### EXERCISE PROMPT
Your task is to print all of the material verbatim.

### LISTED RECORDS
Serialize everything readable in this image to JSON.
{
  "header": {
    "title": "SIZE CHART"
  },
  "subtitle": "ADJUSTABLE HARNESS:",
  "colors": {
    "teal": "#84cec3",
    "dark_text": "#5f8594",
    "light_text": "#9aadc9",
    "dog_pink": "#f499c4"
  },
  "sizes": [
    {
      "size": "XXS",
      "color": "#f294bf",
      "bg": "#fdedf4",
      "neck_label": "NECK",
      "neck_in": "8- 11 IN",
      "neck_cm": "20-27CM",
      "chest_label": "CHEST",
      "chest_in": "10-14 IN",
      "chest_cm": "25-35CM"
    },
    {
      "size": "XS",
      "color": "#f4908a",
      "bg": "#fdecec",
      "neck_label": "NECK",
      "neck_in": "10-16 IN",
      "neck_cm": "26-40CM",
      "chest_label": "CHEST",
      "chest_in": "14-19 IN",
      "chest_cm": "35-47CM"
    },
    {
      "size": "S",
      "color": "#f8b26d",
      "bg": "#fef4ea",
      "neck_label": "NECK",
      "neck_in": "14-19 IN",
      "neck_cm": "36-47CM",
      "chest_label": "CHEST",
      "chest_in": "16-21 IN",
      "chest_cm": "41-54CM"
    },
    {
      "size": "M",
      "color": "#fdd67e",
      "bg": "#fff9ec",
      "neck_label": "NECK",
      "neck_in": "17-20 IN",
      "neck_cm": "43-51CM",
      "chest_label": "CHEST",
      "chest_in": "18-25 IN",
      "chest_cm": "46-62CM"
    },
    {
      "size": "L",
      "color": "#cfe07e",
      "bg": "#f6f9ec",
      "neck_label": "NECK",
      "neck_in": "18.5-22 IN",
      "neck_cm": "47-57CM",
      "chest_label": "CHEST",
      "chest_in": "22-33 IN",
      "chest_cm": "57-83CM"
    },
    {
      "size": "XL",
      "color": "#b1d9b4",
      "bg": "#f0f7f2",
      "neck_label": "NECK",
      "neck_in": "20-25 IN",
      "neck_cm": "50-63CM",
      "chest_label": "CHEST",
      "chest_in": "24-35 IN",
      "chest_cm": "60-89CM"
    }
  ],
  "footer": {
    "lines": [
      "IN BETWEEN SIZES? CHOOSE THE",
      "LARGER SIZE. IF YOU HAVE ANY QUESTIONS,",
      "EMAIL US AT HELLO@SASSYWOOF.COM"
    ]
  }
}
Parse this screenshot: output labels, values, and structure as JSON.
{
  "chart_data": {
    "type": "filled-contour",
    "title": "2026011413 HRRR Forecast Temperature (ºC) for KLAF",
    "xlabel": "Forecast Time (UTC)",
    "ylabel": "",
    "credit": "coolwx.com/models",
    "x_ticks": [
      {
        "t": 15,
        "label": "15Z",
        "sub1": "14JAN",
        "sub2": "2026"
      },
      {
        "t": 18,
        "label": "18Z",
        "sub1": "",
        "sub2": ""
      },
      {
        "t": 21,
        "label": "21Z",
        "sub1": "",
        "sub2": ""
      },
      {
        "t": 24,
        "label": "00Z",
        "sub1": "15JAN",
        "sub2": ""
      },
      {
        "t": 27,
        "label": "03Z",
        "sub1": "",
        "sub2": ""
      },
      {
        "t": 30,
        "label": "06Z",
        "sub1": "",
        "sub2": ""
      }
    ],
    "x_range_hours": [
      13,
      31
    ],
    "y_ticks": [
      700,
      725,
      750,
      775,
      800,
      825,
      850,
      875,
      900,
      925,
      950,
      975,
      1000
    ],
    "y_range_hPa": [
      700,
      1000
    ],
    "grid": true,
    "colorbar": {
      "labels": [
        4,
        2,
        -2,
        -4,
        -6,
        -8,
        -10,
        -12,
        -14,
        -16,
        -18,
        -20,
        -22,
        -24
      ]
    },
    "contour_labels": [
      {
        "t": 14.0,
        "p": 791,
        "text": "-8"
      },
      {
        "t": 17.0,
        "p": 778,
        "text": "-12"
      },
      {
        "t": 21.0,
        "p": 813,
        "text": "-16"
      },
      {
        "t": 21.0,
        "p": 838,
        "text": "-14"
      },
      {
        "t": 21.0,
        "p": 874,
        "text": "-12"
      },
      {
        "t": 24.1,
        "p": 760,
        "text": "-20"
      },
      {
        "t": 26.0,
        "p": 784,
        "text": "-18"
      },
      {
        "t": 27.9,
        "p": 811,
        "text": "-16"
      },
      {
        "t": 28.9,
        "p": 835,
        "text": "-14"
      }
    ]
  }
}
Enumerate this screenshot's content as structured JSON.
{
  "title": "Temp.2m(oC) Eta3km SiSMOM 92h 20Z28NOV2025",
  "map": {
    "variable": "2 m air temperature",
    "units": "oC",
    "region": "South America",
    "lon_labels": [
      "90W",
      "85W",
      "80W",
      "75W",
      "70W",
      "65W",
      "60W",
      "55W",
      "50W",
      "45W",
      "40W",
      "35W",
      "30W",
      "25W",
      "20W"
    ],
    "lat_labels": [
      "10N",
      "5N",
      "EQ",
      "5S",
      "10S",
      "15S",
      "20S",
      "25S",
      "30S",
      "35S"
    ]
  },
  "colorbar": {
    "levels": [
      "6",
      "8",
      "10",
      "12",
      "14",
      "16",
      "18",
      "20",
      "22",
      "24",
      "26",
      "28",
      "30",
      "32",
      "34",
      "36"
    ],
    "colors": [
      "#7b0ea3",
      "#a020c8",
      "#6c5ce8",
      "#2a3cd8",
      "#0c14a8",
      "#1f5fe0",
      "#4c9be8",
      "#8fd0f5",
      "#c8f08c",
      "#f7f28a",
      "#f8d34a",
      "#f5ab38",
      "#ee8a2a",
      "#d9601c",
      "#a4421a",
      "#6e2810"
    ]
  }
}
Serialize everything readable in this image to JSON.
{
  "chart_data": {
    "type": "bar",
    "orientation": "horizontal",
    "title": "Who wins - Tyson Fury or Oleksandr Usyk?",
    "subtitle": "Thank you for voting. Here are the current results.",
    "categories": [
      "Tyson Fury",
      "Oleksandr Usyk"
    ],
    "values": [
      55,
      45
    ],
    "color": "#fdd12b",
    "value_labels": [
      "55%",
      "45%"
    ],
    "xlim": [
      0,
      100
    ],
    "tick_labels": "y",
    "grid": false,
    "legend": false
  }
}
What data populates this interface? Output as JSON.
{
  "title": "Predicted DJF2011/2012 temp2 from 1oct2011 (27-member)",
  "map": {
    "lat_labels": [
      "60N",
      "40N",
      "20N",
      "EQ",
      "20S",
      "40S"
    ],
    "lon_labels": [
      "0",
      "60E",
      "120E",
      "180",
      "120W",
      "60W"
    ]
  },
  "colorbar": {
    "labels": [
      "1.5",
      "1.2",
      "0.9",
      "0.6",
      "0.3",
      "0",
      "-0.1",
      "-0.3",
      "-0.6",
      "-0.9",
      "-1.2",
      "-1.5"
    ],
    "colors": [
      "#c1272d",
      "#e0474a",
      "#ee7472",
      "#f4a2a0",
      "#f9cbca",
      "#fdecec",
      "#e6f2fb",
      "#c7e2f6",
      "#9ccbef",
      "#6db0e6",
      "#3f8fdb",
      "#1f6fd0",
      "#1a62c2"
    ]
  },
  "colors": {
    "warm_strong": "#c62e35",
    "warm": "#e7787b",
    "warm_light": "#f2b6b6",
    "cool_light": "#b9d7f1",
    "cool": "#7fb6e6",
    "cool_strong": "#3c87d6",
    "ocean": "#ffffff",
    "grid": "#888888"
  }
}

### TASK RESPONSE
Serialize everything readable in this image to JSON.
{
  "header": {
    "title": "SIZE CHART"
  },
  "subtitle": "ADJUSTABLE HARNESS:",
  "colors": {
    "teal": "#84cec3",
    "dark_text": "#5f8594",
    "light_text": "#9aadc9",
    "dog_pink": "#f499c4"
  },
  "sizes": [
    {
      "size": "XXS",
      "color": "#f294bf",
      "bg": "#fdedf4",
      "neck_label": "NECK",
      "neck_in": "8- 11 IN",
      "neck_cm": "20-27CM",
      "chest_label": "CHEST",
      "chest_in": "10-14 IN",
      "chest_cm": "25-35CM"
    },
    {
      "size": "XS",
      "color": "#f4908a",
      "bg": "#fdecec",
      "neck_label": "NECK",
      "neck_in": "10-16 IN",
      "neck_cm": "26-40CM",
      "chest_label": "CHEST",
      "chest_in": "14-19 IN",
      "chest_cm": "35-47CM"
    },
    {
      "size": "S",
      "color": "#f8b26d",
      "bg": "#fef4ea",
      "neck_label": "NECK",
      "neck_in": "14-19 IN",
      "neck_cm": "36-47CM",
      "chest_label": "CHEST",
      "chest_in": "16-21 IN",
      "chest_cm": "41-54CM"
    },
    {
      "size": "M",
      "color": "#fdd67e",
      "bg": "#fff9ec",
      "neck_label": "NECK",
      "neck_in": "17-20 IN",
      "neck_cm": "43-51CM",
      "chest_label": "CHEST",
      "chest_in": "18-25 IN",
      "chest_cm": "46-62CM"
    },
    {
      "size": "L",
      "color": "#cfe07e",
      "bg": "#f6f9ec",
      "neck_label": "NECK",
      "neck_in": "18.5-22 IN",
      "neck_cm": "47-57CM",
      "chest_label": "CHEST",
      "chest_in": "22-33 IN",
      "chest_cm": "57-83CM"
    },
    {
      "size": "XL",
      "color": "#b1d9b4",
      "bg": "#f0f7f2",
      "neck_label": "NECK",
      "neck_in": "20-25 IN",
      "neck_cm": "50-63CM",
      "chest_label": "CHEST",
      "chest_in": "24-35 IN",
      "chest_cm": "60-89CM"
    }
  ],
  "footer": {
    "lines": [
      "IN BETWEEN SIZES? CHOOSE THE",
      "LARGER SIZE. IF YOU HAVE ANY QUESTIONS,",
      "EMAIL US AT HELLO@SASSYWOOF.COM"
    ]
  }
}
Parse this screenshot: output labels, values, and structure as JSON.
{
  "chart_data": {
    "type": "filled-contour",
    "title": "2026011413 HRRR Forecast Temperature (ºC) for KLAF",
    "xlabel": "Forecast Time (UTC)",
    "ylabel": "",
    "credit": "coolwx.com/models",
    "x_ticks": [
      {
        "t": 15,
        "label": "15Z",
        "sub1": "14JAN",
        "sub2": "2026"
      },
      {
        "t": 18,
        "label": "18Z",
        "sub1": "",
        "sub2": ""
      },
      {
        "t": 21,
        "label": "21Z",
        "sub1": "",
        "sub2": ""
      },
      {
        "t": 24,
        "label": "00Z",
        "sub1": "15JAN",
        "sub2": ""
      },
      {
        "t": 27,
        "label": "03Z",
        "sub1": "",
        "sub2": ""
      },
      {
        "t": 30,
        "label": "06Z",
        "sub1": "",
        "sub2": ""
      }
    ],
    "x_range_hours": [
      13,
      31
    ],
    "y_ticks": [
      700,
      725,
      750,
      775,
      800,
      825,
      850,
      875,
      900,
      925,
      950,
      975,
      1000
    ],
    "y_range_hPa": [
      700,
      1000
    ],
    "grid": true,
    "colorbar": {
      "labels": [
        4,
        2,
        -2,
        -4,
        -6,
        -8,
        -10,
        -12,
        -14,
        -16,
        -18,
        -20,
        -22,
        -24
      ]
    },
    "contour_labels": [
      {
        "t": 14.0,
        "p": 791,
        "text": "-8"
      },
      {
        "t": 17.0,
        "p": 778,
        "text": "-12"
      },
      {
        "t": 21.0,
        "p": 813,
        "text": "-16"
      },
      {
        "t": 21.0,
        "p": 838,
        "text": "-14"
      },
      {
        "t": 21.0,
        "p": 874,
        "text": "-12"
      },
      {
        "t": 24.1,
        "p": 760,
        "text": "-20"
      },
      {
        "t": 26.0,
        "p": 784,
        "text": "-18"
      },
      {
        "t": 27.9,
        "p": 811,
        "text": "-16"
      },
      {
        "t": 28.9,
        "p": 835,
        "text": "-14"
      }
    ]
  }
}
Enumerate this screenshot's content as structured JSON.
{
  "title": "Temp.2m(oC) Eta3km SiSMOM 92h 20Z28NOV2025",
  "map": {
    "variable": "2 m air temperature",
    "units": "oC",
    "region": "South America",
    "lon_labels": [
      "90W",
      "85W",
      "80W",
      "75W",
      "70W",
      "65W",
      "60W",
      "55W",
      "50W",
      "45W",
      "40W",
      "35W",
      "30W",
      "25W",
      "20W"
    ],
    "lat_labels": [
      "10N",
      "5N",
      "EQ",
      "5S",
      "10S",
      "15S",
      "20S",
      "25S",
      "30S",
      "35S"
    ]
  },
  "colorbar": {
    "levels": [
      "6",
      "8",
      "10",
      "12",
      "14",
      "16",
      "18",
      "20",
      "22",
      "24",
      "26",
      "28",
      "30",
      "32",
      "34",
      "36"
    ],
    "colors": [
      "#7b0ea3",
      "#a020c8",
      "#6c5ce8",
      "#2a3cd8",
      "#0c14a8",
      "#1f5fe0",
      "#4c9be8",
      "#8fd0f5",
      "#c8f08c",
      "#f7f28a",
      "#f8d34a",
      "#f5ab38",
      "#ee8a2a",
      "#d9601c",
      "#a4421a",
      "#6e2810"
    ]
  }
}
Serialize everything readable in this image to JSON.
{
  "chart_data": {
    "type": "bar",
    "orientation": "horizontal",
    "title": "Who wins - Tyson Fury or Oleksandr Usyk?",
    "subtitle": "Thank you for voting. Here are the current results.",
    "categories": [
      "Tyson Fury",
      "Oleksandr Usyk"
    ],
    "values": [
      55,
      45
    ],
    "color": "#fdd12b",
    "value_labels": [
      "55%",
      "45%"
    ],
    "xlim": [
      0,
      100
    ],
    "tick_labels": "y",
    "grid": false,
    "legend": false
  }
}
What data populates this interface? Output as JSON.
{
  "title": "Predicted DJF2011/2012 temp2 from 1oct2011 (27-member)",
  "map": {
    "lat_labels": [
      "60N",
      "40N",
      "20N",
      "EQ",
      "20S",
      "40S"
    ],
    "lon_labels": [
      "0",
      "60E",
      "120E",
      "180",
      "120W",
      "60W"
    ]
  },
  "colorbar": {
    "labels": [
      "1.5",
      "1.2",
      "0.9",
      "0.6",
      "0.3",
      "0",
      "-0.1",
      "-0.3",
      "-0.6",
      "-0.9",
      "-1.2",
      "-1.5"
    ],
    "colors": [
      "#c1272d",
      "#e0474a",
      "#ee7472",
      "#f4a2a0",
      "#f9cbca",
      "#fdecec",
      "#e6f2fb",
      "#c7e2f6",
      "#9ccbef",
      "#6db0e6",
      "#3f8fdb",
      "#1f6fd0",
      "#1a62c2"
    ]
  },
  "colors": {
    "warm_strong": "#c62e35",
    "warm": "#e7787b",
    "warm_light": "#f2b6b6",
    "cool_light": "#b9d7f1",
    "cool": "#7fb6e6",
    "cool_strong": "#3c87d6",
    "ocean": "#ffffff",
    "grid": "#888888"
  }
}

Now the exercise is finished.